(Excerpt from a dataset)
'''

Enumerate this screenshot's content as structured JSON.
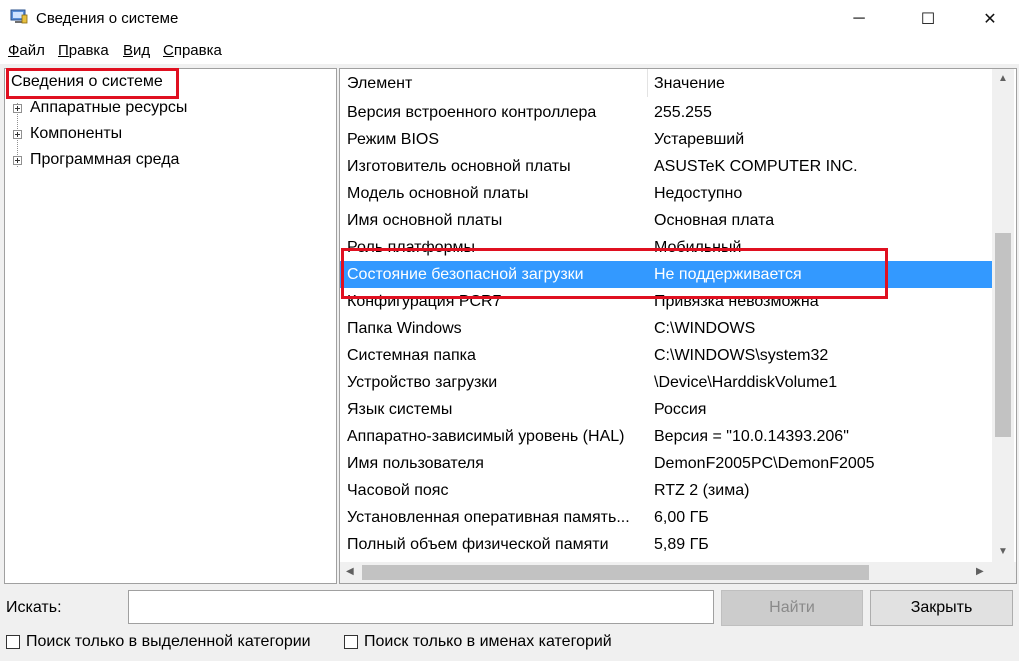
{
  "window": {
    "title": "Сведения о системе",
    "minimize_glyph": "─",
    "maximize_glyph": "☐",
    "close_glyph": "✕"
  },
  "menu": [
    {
      "accel": "Ф",
      "rest": "айл"
    },
    {
      "accel": "П",
      "rest": "равка"
    },
    {
      "accel": "В",
      "rest": "ид"
    },
    {
      "accel": "С",
      "rest": "правка"
    }
  ],
  "tree": {
    "root": "Сведения о системе",
    "items": [
      "Аппаратные ресурсы",
      "Компоненты",
      "Программная среда"
    ]
  },
  "table": {
    "headers": [
      "Элемент",
      "Значение"
    ],
    "rows": [
      [
        "Версия встроенного контроллера",
        "255.255"
      ],
      [
        "Режим BIOS",
        "Устаревший"
      ],
      [
        "Изготовитель основной платы",
        "ASUSTeK COMPUTER INC."
      ],
      [
        "Модель основной платы",
        "Недоступно"
      ],
      [
        "Имя основной платы",
        "Основная плата"
      ],
      [
        "Роль платформы",
        "Мобильный"
      ],
      [
        "Состояние безопасной загрузки",
        "Не поддерживается"
      ],
      [
        "Конфигурация PCR7",
        "Привязка невозможна"
      ],
      [
        "Папка Windows",
        "C:\\WINDOWS"
      ],
      [
        "Системная папка",
        "C:\\WINDOWS\\system32"
      ],
      [
        "Устройство загрузки",
        "\\Device\\HarddiskVolume1"
      ],
      [
        "Язык системы",
        "Россия"
      ],
      [
        "Аппаратно-зависимый уровень (HAL)",
        "Версия = \"10.0.14393.206\""
      ],
      [
        "Имя пользователя",
        "DemonF2005PC\\DemonF2005"
      ],
      [
        "Часовой пояс",
        "RTZ 2 (зима)"
      ],
      [
        "Установленная оперативная память...",
        "6,00 ГБ"
      ],
      [
        "Полный объем физической памяти",
        "5,89 ГБ"
      ]
    ],
    "selected_index": 6
  },
  "search": {
    "label": "Искать:",
    "value": "",
    "find_button": "Найти",
    "close_button": "Закрыть",
    "checkbox_selected_category": "Поиск только в выделенной категории",
    "checkbox_category_names": "Поиск только в именах категорий"
  },
  "colors": {
    "selection": "#3399ff",
    "highlight_box": "#e01020"
  },
  "icons": {
    "app": "system-info-icon",
    "expand": "plus-box-icon",
    "scroll_up": "arrow-up-icon",
    "scroll_down": "arrow-down-icon",
    "scroll_left": "arrow-left-icon",
    "scroll_right": "arrow-right-icon"
  }
}
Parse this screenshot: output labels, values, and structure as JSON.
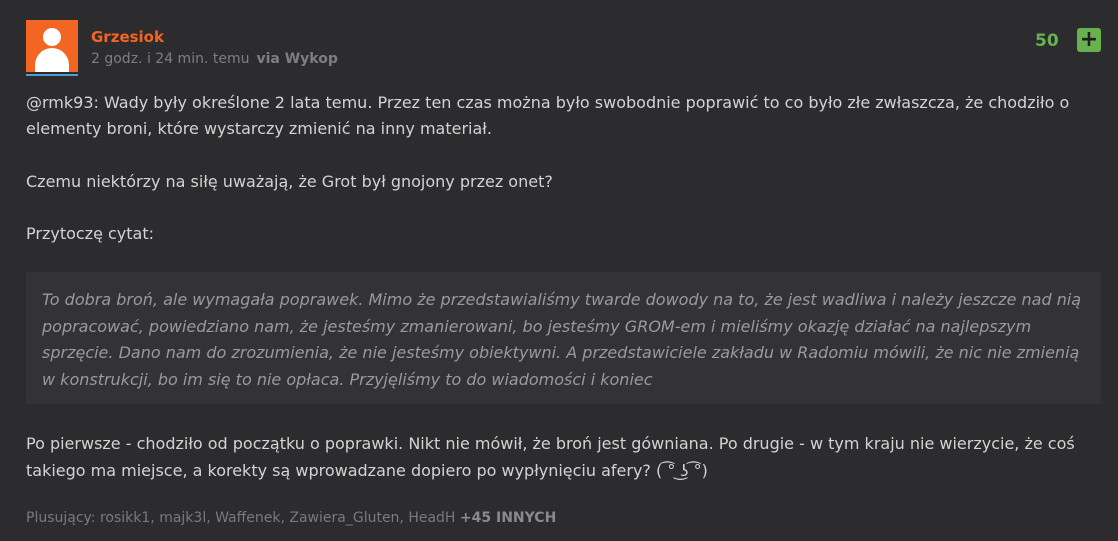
{
  "entry": {
    "author": "Grzesiok",
    "time": "2 godz. i 24 min. temu",
    "via": "via Wykop",
    "votes": "50",
    "plus_label": "+",
    "mention": "@rmk93",
    "p1_rest": ": Wady były określone 2 lata temu. Przez ten czas można było swobodnie poprawić to co było złe zwłaszcza, że chodziło o elementy broni, które wystarczy zmienić na inny materiał.",
    "p2": "Czemu niektórzy na siłę uważają, że Grot był gnojony przez onet?",
    "p3": "Przytoczę cytat:",
    "quote": "To dobra broń, ale wymagała poprawek. Mimo że przedstawialiśmy twarde dowody na to, że jest wadliwa i należy jeszcze nad nią popracować, powiedziano nam, że jesteśmy zmanierowani, bo jesteśmy GROM-em i mieliśmy okazję działać na najlepszym sprzęcie. Dano nam do zrozumienia, że nie jesteśmy obiektywni. A przedstawiciele zakładu w Radomiu mówili, że nic nie zmienią w konstrukcji, bo im się to nie opłaca. Przyjęliśmy to do wiadomości i koniec",
    "p4": "Po pierwsze - chodziło od początku o poprawki. Nikt nie mówił, że broń jest gówniana. Po drugie - w tym kraju nie wierzycie, że coś takiego ma miejsce, a korekty są wprowadzane dopiero po wypłynięciu afery? ( ͡° ͜ʖ ͡°)",
    "voters_label": "Plusujący: rosikk1, majk3l, Waffenek, Zawiera_Gluten, HeadH",
    "voters_more": "+45 INNYCH"
  },
  "colors": {
    "author": "#f26522",
    "votes": "#67b14f",
    "background": "#2c2c2e"
  },
  "icons": {
    "avatar": "default-user-avatar-icon",
    "plus": "plus-icon"
  }
}
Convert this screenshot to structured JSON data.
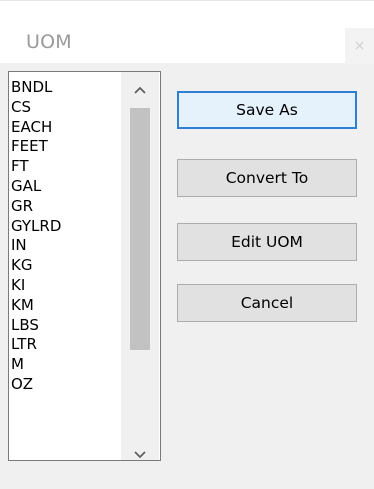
{
  "window": {
    "title": "UOM",
    "close_glyph": "×"
  },
  "list": {
    "items": [
      "BNDL",
      "CS",
      "EACH",
      "FEET",
      "FT",
      "GAL",
      "GR",
      "GYLRD",
      "IN",
      "KG",
      "KI",
      "KM",
      "LBS",
      "LTR",
      "M",
      "OZ"
    ],
    "scroll_up_icon": "chevron-up-icon",
    "scroll_down_icon": "chevron-down-icon"
  },
  "buttons": {
    "save_as": "Save As",
    "convert_to": "Convert To",
    "edit_uom": "Edit UOM",
    "cancel": "Cancel"
  },
  "colors": {
    "default_button_border": "#2f7fd2",
    "default_button_bg": "#e5f1fb"
  }
}
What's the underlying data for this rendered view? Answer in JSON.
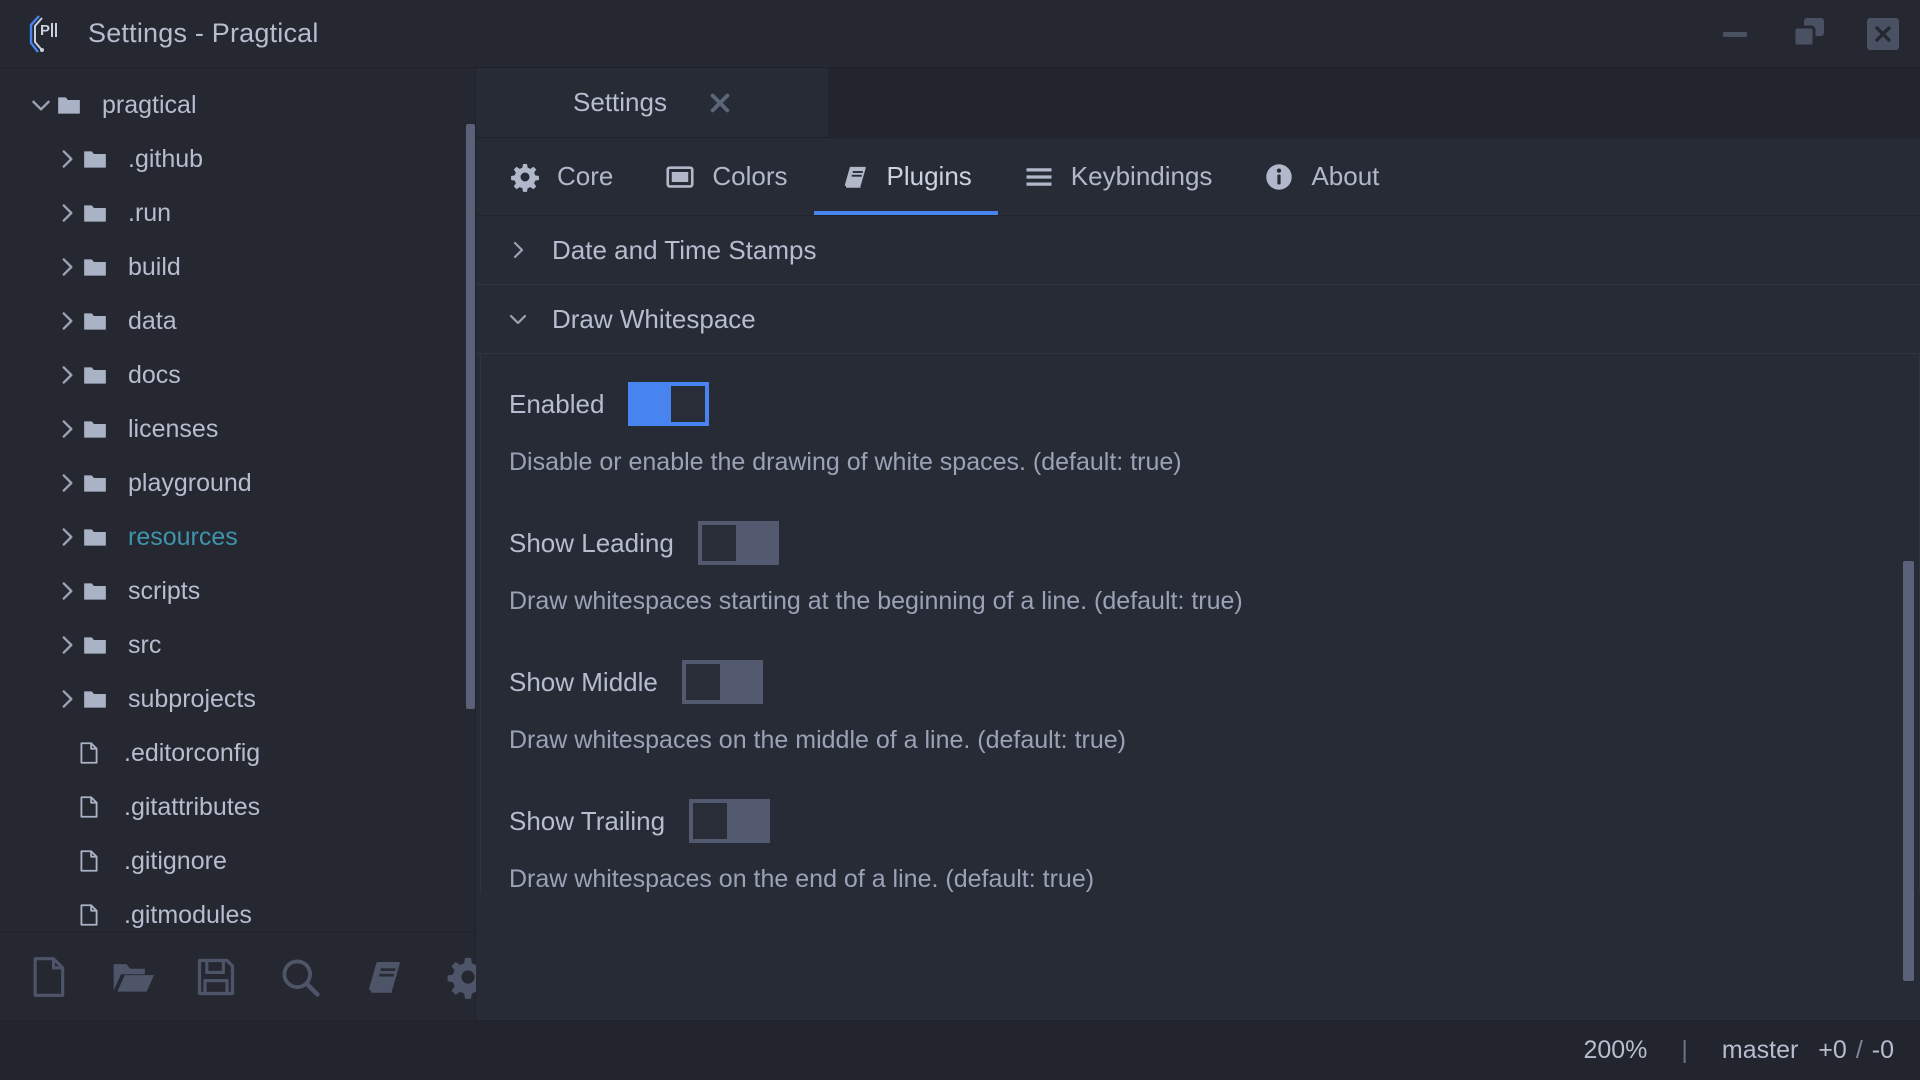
{
  "window": {
    "title": "Settings - Pragtical",
    "logo_icon": "pragtical-logo-icon",
    "controls": [
      {
        "name": "minimize",
        "icon": "minimize-icon"
      },
      {
        "name": "restore",
        "icon": "restore-icon"
      },
      {
        "name": "close",
        "icon": "close-icon"
      }
    ]
  },
  "sidebar": {
    "tree": [
      {
        "label": "pragtical",
        "type": "folder-open",
        "depth": 0,
        "expanded": true,
        "accent": false
      },
      {
        "label": ".github",
        "type": "folder",
        "depth": 1,
        "expanded": false,
        "accent": false
      },
      {
        "label": ".run",
        "type": "folder",
        "depth": 1,
        "expanded": false,
        "accent": false
      },
      {
        "label": "build",
        "type": "folder",
        "depth": 1,
        "expanded": false,
        "accent": false
      },
      {
        "label": "data",
        "type": "folder",
        "depth": 1,
        "expanded": false,
        "accent": false
      },
      {
        "label": "docs",
        "type": "folder",
        "depth": 1,
        "expanded": false,
        "accent": false
      },
      {
        "label": "licenses",
        "type": "folder",
        "depth": 1,
        "expanded": false,
        "accent": false
      },
      {
        "label": "playground",
        "type": "folder",
        "depth": 1,
        "expanded": false,
        "accent": false
      },
      {
        "label": "resources",
        "type": "folder",
        "depth": 1,
        "expanded": false,
        "accent": true
      },
      {
        "label": "scripts",
        "type": "folder",
        "depth": 1,
        "expanded": false,
        "accent": false
      },
      {
        "label": "src",
        "type": "folder",
        "depth": 1,
        "expanded": false,
        "accent": false
      },
      {
        "label": "subprojects",
        "type": "folder",
        "depth": 1,
        "expanded": false,
        "accent": false
      },
      {
        "label": ".editorconfig",
        "type": "file",
        "depth": 1,
        "expanded": false,
        "accent": false
      },
      {
        "label": ".gitattributes",
        "type": "file",
        "depth": 1,
        "expanded": false,
        "accent": false
      },
      {
        "label": ".gitignore",
        "type": "file",
        "depth": 1,
        "expanded": false,
        "accent": false
      },
      {
        "label": ".gitmodules",
        "type": "file",
        "depth": 1,
        "expanded": false,
        "accent": false
      }
    ],
    "toolbar": [
      {
        "name": "new-file-button",
        "icon": "new-file-icon"
      },
      {
        "name": "open-folder-button",
        "icon": "open-folder-icon"
      },
      {
        "name": "save-button",
        "icon": "save-floppy-icon"
      },
      {
        "name": "find-button",
        "icon": "search-icon"
      },
      {
        "name": "plugins-button",
        "icon": "book-icon"
      },
      {
        "name": "settings-button",
        "icon": "gear-icon"
      }
    ]
  },
  "doc_tabs": [
    {
      "label": "Settings",
      "active": true,
      "close_icon": "close-icon"
    }
  ],
  "section_tabs": [
    {
      "label": "Core",
      "icon": "gear-icon",
      "active": false
    },
    {
      "label": "Colors",
      "icon": "window-icon",
      "active": false
    },
    {
      "label": "Plugins",
      "icon": "book-icon",
      "active": true
    },
    {
      "label": "Keybindings",
      "icon": "hamburger-icon",
      "active": false
    },
    {
      "label": "About",
      "icon": "info-icon",
      "active": false
    }
  ],
  "settings": {
    "groups": [
      {
        "title": "Date and Time Stamps",
        "expanded": false,
        "options": []
      },
      {
        "title": "Draw Whitespace",
        "expanded": true,
        "options": [
          {
            "label": "Enabled",
            "value": true,
            "description": "Disable or enable the drawing of white spaces. (default: true)"
          },
          {
            "label": "Show Leading",
            "value": false,
            "description": "Draw whitespaces starting at the beginning of a line. (default: true)"
          },
          {
            "label": "Show Middle",
            "value": false,
            "description": "Draw whitespaces on the middle of a line. (default: true)"
          },
          {
            "label": "Show Trailing",
            "value": false,
            "description": "Draw whitespaces on the end of a line. (default: true)"
          }
        ]
      }
    ]
  },
  "statusbar": {
    "zoom": "200%",
    "separator": "|",
    "branch": "master",
    "added": "+0",
    "slash": "/",
    "removed": "-0"
  },
  "colors": {
    "accent_blue": "#4884f0",
    "folder_accent_teal": "#3f93ab",
    "toggle_off": "#535a70",
    "text": "#b6bdce",
    "bg": "#272b35"
  }
}
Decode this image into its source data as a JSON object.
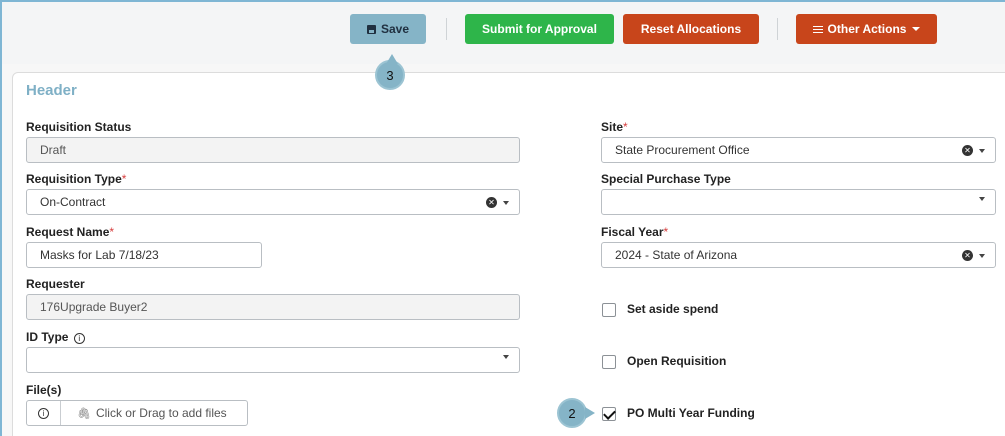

'''

How many lines in the listing contain "chevron"? Answer with the number alone.

2